ERFORDERLICHE AUFGABEN —
(a) Welche möglichen Folgen von El Nino nennt der Artikel über El Nino? Zählen Sie alle auf.
(b) Kopieren Sie aus dem Artikel über El Nino den Abschnitt, der mit "World Meteorological Organization" beginnt und bis einschließlich "extreme Hitze sein." reicht.
(c) Bis wann wird El Nino laut der WMO im Artikel über El Nino mit nahezu 100-prozentiger Wahrscheinlichkeit anhalten?

Das Wetterphänomen El Nino hat sich fest etabliert und könnte sich in den kommenden Monaten zu einem sehr starken Ereignis intensivieren. Das geht aus einer am Donnerstag veröffentlichten Analyse der Weltorganisation für Meteorologie (WMO) hervor.
World Meteorological Organization in Genf (Archiv), via dts Nachrichtenagentur
Die außergewöhnlich warmen Bedingungen im tropischen Pazifik unterstützen diese Entwicklung demnach, die erhebliche Auswirkungen auf Niederschlags- und Temperaturmuster weltweit haben könnte. Die WMO prognostizierte eine nahezu 100-prozentige Wahrscheinlichkeit, dass El Nino bis Februar 2027 anhalten wird. Folgen können Überschwemmungen, Dürren und extreme Hitze sein.
Die WMO und nationale meteorologische und hydrologische Dienste verstärkten ihre Vorbereitungs- und Frühwarnbemühungen für dieses außergewöhnliche Ereignis. Der Generalsekretär der Vereinten Nationen, António Guterres, sagte, dass die Welt in einer Gefahrenzone extremer Wetterbedingungen sei und hob die Notwendigkeit hervor, Maßnahmen zum Klimaschutz zu ergreifen. “Es ist nun ein Wettlauf zwischen den zunehmenden Risiken und unserem Engagement, Klimaschutzmaßnahmen zu ergreifen und die Menschen zu schützen. Diesen Wettlauf müssen wir gewinnen.”
WMO-Generalsekretärin Celeste Saulo erklärte, dass dieses außergewöhnliche El Nino eine außergewöhnliche Vorbereitung und Reaktion erfordere. “Noch nie zuvor in der 50-jährigen Geschichte der Weltorganisation für Meteorologie haben wir eine derart groß angelegte Mobilisierung gemeinsam mit den nationalen meteorologischen und hydrologischen Diensten gestartet, die an vorderster Front stehen, wenn es darum geht, Vorhersagen und Dienste bereitzustellen, um Leben und Lebensgrundlagen zu retten.”
Die Meeresoberflächentemperaturen im zentral-östlichen äquatorialen Pazifik lagen zuletzt bereits deutlich über dem Durchschnitt und steigen weiter an. Diese Entwicklung könnte die El-Nino-Bedingungen weiter verstärken. Die Auswirkungen eines sehr starken El-Nino-Ereignisses variieren jedoch je nach Region und Jahreszeit und können durch andere Klimatreiber beeinflusst werden.

BEREITGESTELLTE DATEN —
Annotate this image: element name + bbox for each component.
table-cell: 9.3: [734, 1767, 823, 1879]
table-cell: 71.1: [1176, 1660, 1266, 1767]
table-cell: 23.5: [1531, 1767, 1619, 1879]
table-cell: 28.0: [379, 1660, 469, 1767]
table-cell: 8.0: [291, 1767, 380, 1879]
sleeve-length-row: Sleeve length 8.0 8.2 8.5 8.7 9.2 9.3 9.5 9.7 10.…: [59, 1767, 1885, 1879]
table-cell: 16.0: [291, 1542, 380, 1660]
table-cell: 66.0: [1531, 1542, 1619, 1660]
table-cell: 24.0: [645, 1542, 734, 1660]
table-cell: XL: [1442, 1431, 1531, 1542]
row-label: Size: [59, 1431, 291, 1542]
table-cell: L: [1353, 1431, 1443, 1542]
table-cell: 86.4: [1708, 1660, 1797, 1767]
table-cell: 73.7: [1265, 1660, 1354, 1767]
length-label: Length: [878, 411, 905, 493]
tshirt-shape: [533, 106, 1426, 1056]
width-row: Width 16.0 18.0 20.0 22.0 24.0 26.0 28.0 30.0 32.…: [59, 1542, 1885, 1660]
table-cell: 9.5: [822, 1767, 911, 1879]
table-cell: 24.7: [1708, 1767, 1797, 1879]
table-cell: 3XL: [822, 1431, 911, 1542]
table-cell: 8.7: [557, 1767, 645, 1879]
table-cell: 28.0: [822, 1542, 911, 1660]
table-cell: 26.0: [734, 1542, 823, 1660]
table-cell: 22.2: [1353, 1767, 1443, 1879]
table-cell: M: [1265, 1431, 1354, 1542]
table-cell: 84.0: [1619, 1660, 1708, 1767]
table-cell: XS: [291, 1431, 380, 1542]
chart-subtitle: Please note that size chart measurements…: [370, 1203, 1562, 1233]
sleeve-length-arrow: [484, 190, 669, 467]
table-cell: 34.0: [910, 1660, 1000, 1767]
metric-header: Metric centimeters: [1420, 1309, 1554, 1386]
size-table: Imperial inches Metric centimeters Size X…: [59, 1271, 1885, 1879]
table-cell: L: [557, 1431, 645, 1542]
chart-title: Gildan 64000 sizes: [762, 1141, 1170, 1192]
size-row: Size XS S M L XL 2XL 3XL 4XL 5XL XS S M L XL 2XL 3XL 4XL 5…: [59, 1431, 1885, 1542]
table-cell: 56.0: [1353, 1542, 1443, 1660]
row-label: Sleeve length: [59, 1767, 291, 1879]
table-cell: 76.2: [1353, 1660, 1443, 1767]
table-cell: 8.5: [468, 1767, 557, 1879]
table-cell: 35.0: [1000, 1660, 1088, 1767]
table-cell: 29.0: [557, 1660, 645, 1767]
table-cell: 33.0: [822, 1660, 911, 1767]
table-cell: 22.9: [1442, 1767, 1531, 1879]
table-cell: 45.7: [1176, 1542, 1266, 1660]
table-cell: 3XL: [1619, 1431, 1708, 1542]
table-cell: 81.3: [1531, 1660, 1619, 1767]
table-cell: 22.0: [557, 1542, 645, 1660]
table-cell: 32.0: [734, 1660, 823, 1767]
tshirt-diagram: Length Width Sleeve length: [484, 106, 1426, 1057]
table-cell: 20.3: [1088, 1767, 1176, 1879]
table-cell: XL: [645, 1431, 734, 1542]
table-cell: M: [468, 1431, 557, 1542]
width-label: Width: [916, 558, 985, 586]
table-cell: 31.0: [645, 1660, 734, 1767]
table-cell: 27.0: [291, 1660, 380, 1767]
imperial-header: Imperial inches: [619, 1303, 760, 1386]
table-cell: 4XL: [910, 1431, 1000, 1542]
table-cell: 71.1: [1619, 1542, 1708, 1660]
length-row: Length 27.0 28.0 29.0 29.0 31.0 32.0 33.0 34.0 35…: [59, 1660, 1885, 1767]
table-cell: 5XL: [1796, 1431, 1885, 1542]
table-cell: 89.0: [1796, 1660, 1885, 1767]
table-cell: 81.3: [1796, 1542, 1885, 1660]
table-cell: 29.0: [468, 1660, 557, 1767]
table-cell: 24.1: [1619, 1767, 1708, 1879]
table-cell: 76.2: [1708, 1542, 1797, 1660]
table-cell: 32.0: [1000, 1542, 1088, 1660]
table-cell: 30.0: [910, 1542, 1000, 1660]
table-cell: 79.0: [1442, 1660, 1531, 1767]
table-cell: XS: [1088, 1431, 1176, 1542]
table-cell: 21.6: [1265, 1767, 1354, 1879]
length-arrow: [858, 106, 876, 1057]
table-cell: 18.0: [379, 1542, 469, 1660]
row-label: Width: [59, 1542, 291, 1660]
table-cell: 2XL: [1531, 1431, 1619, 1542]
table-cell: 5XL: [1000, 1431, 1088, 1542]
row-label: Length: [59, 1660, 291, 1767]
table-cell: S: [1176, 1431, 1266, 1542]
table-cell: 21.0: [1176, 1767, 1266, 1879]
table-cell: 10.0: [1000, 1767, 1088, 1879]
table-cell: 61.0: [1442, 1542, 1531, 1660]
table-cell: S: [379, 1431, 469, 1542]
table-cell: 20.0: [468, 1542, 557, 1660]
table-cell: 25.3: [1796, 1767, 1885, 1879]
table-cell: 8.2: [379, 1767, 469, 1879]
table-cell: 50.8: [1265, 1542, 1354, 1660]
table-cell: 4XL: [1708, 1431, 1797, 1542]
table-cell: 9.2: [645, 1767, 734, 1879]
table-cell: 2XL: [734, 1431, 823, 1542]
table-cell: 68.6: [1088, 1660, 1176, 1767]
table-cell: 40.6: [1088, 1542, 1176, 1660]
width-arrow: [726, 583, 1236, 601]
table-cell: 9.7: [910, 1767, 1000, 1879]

ERGEBNISSE DER AUFGABEN —
(a) Überschwemmungen, Dürren und extreme Hitze

(b)
World Meteorological Organization in Genf (Archiv), via dts Nachrichtenagentur
Die außergewöhnlich warmen Bedingungen im tropischen Pazifik unterstützen diese Entwicklung demnach, die erhebliche Auswirkungen auf Niederschlags- und Temperaturmuster weltweit haben könnte. Die WMO prognostizierte eine nahezu 100-prozentige Wahrscheinlichkeit, dass El Nino bis Februar 2027 anhalten wird. Folgen können Überschwemmungen, Dürren und extreme Hitze sein.

(c) Bis Februar 2027.